◆ **Exercise goal**
Set down each line of the data below exactly as it stands, dropping the pictures.

◆ **Records for the task**
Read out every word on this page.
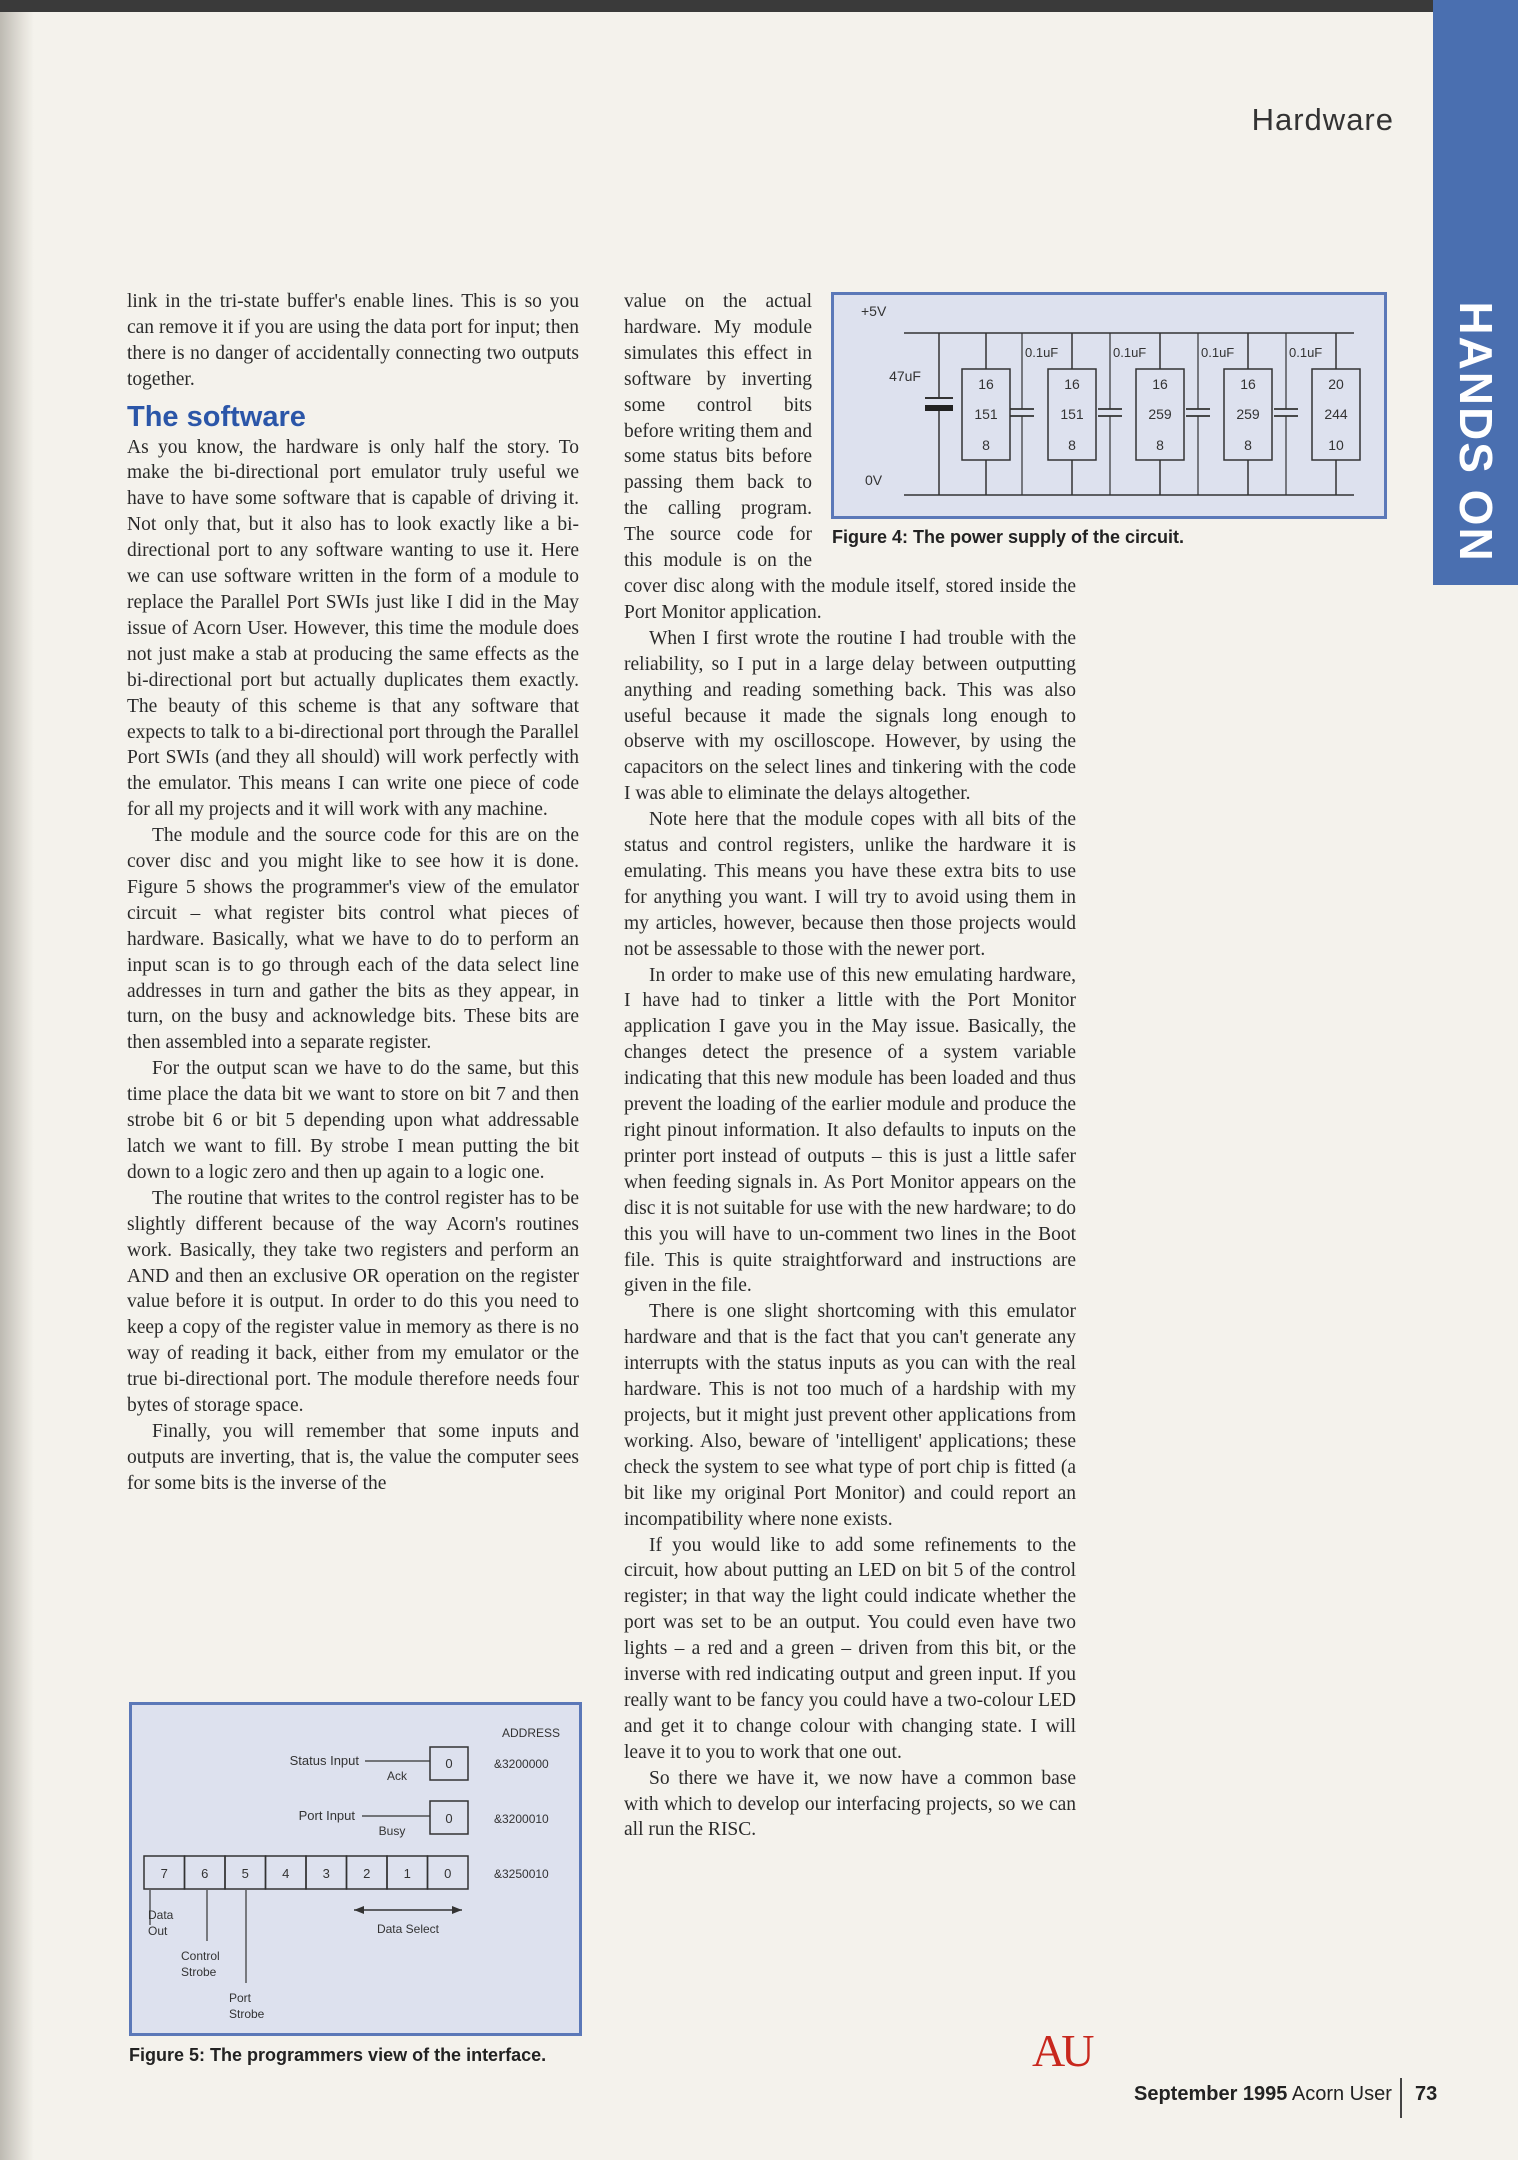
Hardware
HANDS ON

link in the tri-state buffer's enable lines. This is so you can remove it if you are using the data port for input; then there is no danger of accidentally connecting two outputs together.

The software

As you know, the hardware is only half the story. To make the bi-directional port emulator truly useful we have to have some software that is capable of driving it. Not only that, but it also has to look exactly like a bi-directional port to any software wanting to use it. Here we can use software written in the form of a module to replace the Parallel Port SWIs just like I did in the May issue of Acorn User. However, this time the module does not just make a stab at producing the same effects as the bi-directional port but actually duplicates them exactly. The beauty of this scheme is that any software that expects to talk to a bi-directional port through the Parallel Port SWIs (and they all should) will work perfectly with the emulator. This means I can write one piece of code for all my projects and it will work with any machine.

The module and the source code for this are on the cover disc and you might like to see how it is done. Figure 5 shows the programmer's view of the emulator circuit – what register bits control what pieces of hardware. Basically, what we have to do to perform an input scan is to go through each of the data select line addresses in turn and gather the bits as they appear, in turn, on the busy and acknowledge bits. These bits are then assembled into a separate register.

For the output scan we have to do the same, but this time place the data bit we want to store on bit 7 and then strobe bit 6 or bit 5 depending upon what addressable latch we want to fill. By strobe I mean putting the bit down to a logic zero and then up again to a logic one.

The routine that writes to the control register has to be slightly different because of the way Acorn's routines work. Basically, they take two registers and perform an AND and then an exclusive OR operation on the register value before it is output. In order to do this you need to keep a copy of the register value in memory as there is no way of reading it back, either from my emulator or the true bi-directional port. The module therefore needs four bytes of storage space.

Finally, you will remember that some inputs and outputs are inverting, that is, the value the computer sees for some bits is the inverse of the

value on the actual hardware. My module simulates this effect in software by inverting some control bits before writing them and some status bits before passing them back to the calling program. The source code for this module is on the cover disc along with the module itself, stored inside the Port Monitor application.

When I first wrote the routine I had trouble with the reliability, so I put in a large delay between outputting anything and reading something back. This was also useful because it made the signals long enough to observe with my oscilloscope. However, by using the capacitors on the select lines and tinkering with the code I was able to eliminate the delays altogether.

Note here that the module copes with all bits of the status and control registers, unlike the hardware it is emulating. This means you have these extra bits to use for anything you want. I will try to avoid using them in my articles, however, because then those projects would not be assessable to those with the newer port.

In order to make use of this new emulating hardware, I have had to tinker a little with the Port Monitor application I gave you in the May issue. Basically, the changes detect the presence of a system variable indicating that this new module has been loaded and thus prevent the loading of the earlier module and produce the right pinout information. It also defaults to inputs on the printer port instead of outputs – this is just a little safer when feeding signals in. As Port Monitor appears on the disc it is not suitable for use with the new hardware; to do this you will have to un-comment two lines in the Boot file. This is quite straightforward and instructions are given in the file.

There is one slight shortcoming with this emulator hardware and that is the fact that you can't generate any interrupts with the status inputs as you can with the real hardware. This is not too much of a hardship with my projects, but it might just prevent other applications from working. Also, beware of 'intelligent' applications; these check the system to see what type of port chip is fitted (a bit like my original Port Monitor) and could report an incompatibility where none exists.

If you would like to add some refinements to the circuit, how about putting an LED on bit 5 of the control register; in that way the light could indicate whether the port was set to be an output. You could even have two lights – a red and a green – driven from this bit, or the inverse with red indicating output and green input. If you really want to be fancy you could have a two-colour LED and get it to change colour with changing state. I will leave it to you to work that one out.

So there we have it, we now have a common base with which to develop our interfacing projects, so we can all run the RISC.

+5V
0V
47uF	16
151
8
16
151
8
16
259
8
16
259
8
20
244
10
0.1uF	0.1uF	0.1uF	0.1uF
Figure 4: The power supply of the circuit.
ADDRESS
Status Input
Ack
0	&3200000
Port Input
Busy
0	&3200010
7	6	5	4	3	2	1	0	&3250010
Data
Out
Control
Strobe
Port
Strobe
Data Select
Figure 5: The programmers view of the interface.	AU
September 1995 Acorn User 73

◆ **Response to this task**
Read out every word on this page.
Hardware
HANDS ON

link in the tri-state buffer's enable lines. This is so you can remove it if you are using the data port for input; then there is no danger of accidentally connecting two outputs together.

The software

As you know, the hardware is only half the story. To make the bi-directional port emulator truly useful we have to have some software that is capable of driving it. Not only that, but it also has to look exactly like a bi-directional port to any software wanting to use it. Here we can use software written in the form of a module to replace the Parallel Port SWIs just like I did in the May issue of Acorn User. However, this time the module does not just make a stab at producing the same effects as the bi-directional port but actually duplicates them exactly. The beauty of this scheme is that any software that expects to talk to a bi-directional port through the Parallel Port SWIs (and they all should) will work perfectly with the emulator. This means I can write one piece of code for all my projects and it will work with any machine.

The module and the source code for this are on the cover disc and you might like to see how it is done. Figure 5 shows the programmer's view of the emulator circuit – what register bits control what pieces of hardware. Basically, what we have to do to perform an input scan is to go through each of the data select line addresses in turn and gather the bits as they appear, in turn, on the busy and acknowledge bits. These bits are then assembled into a separate register.

For the output scan we have to do the same, but this time place the data bit we want to store on bit 7 and then strobe bit 6 or bit 5 depending upon what addressable latch we want to fill. By strobe I mean putting the bit down to a logic zero and then up again to a logic one.

The routine that writes to the control register has to be slightly different because of the way Acorn's routines work. Basically, they take two registers and perform an AND and then an exclusive OR operation on the register value before it is output. In order to do this you need to keep a copy of the register value in memory as there is no way of reading it back, either from my emulator or the true bi-directional port. The module therefore needs four bytes of storage space.

Finally, you will remember that some inputs and outputs are inverting, that is, the value the computer sees for some bits is the inverse of the

value on the actual hardware. My module simulates this effect in software by inverting some control bits before writing them and some status bits before passing them back to the calling program. The source code for this module is on the cover disc along with the module itself, stored inside the Port Monitor application.

When I first wrote the routine I had trouble with the reliability, so I put in a large delay between outputting anything and reading something back. This was also useful because it made the signals long enough to observe with my oscilloscope. However, by using the capacitors on the select lines and tinkering with the code I was able to eliminate the delays altogether.

Note here that the module copes with all bits of the status and control registers, unlike the hardware it is emulating. This means you have these extra bits to use for anything you want. I will try to avoid using them in my articles, however, because then those projects would not be assessable to those with the newer port.

In order to make use of this new emulating hardware, I have had to tinker a little with the Port Monitor application I gave you in the May issue. Basically, the changes detect the presence of a system variable indicating that this new module has been loaded and thus prevent the loading of the earlier module and produce the right pinout information. It also defaults to inputs on the printer port instead of outputs – this is just a little safer when feeding signals in. As Port Monitor appears on the disc it is not suitable for use with the new hardware; to do this you will have to un-comment two lines in the Boot file. This is quite straightforward and instructions are given in the file.

There is one slight shortcoming with this emulator hardware and that is the fact that you can't generate any interrupts with the status inputs as you can with the real hardware. This is not too much of a hardship with my projects, but it might just prevent other applications from working. Also, beware of 'intelligent' applications; these check the system to see what type of port chip is fitted (a bit like my original Port Monitor) and could report an incompatibility where none exists.

If you would like to add some refinements to the circuit, how about putting an LED on bit 5 of the control register; in that way the light could indicate whether the port was set to be an output. You could even have two lights – a red and a green – driven from this bit, or the inverse with red indicating output and green input. If you really want to be fancy you could have a two-colour LED and get it to change colour with changing state. I will leave it to you to work that one out.

So there we have it, we now have a common base with which to develop our interfacing projects, so we can all run the RISC.

+5V
0V
47uF	16
151
8
16
151
8
16
259
8
16
259
8
20
244
10
0.1uF	0.1uF	0.1uF	0.1uF
Figure 4: The power supply of the circuit.
ADDRESS
Status Input
Ack
0	&3200000
Port Input
Busy
0	&3200010
7	6	5	4	3	2	1	0	&3250010
Data
Out
Control
Strobe
Port
Strobe
Data Select
Figure 5: The programmers view of the interface.	AU
September 1995 Acorn User 73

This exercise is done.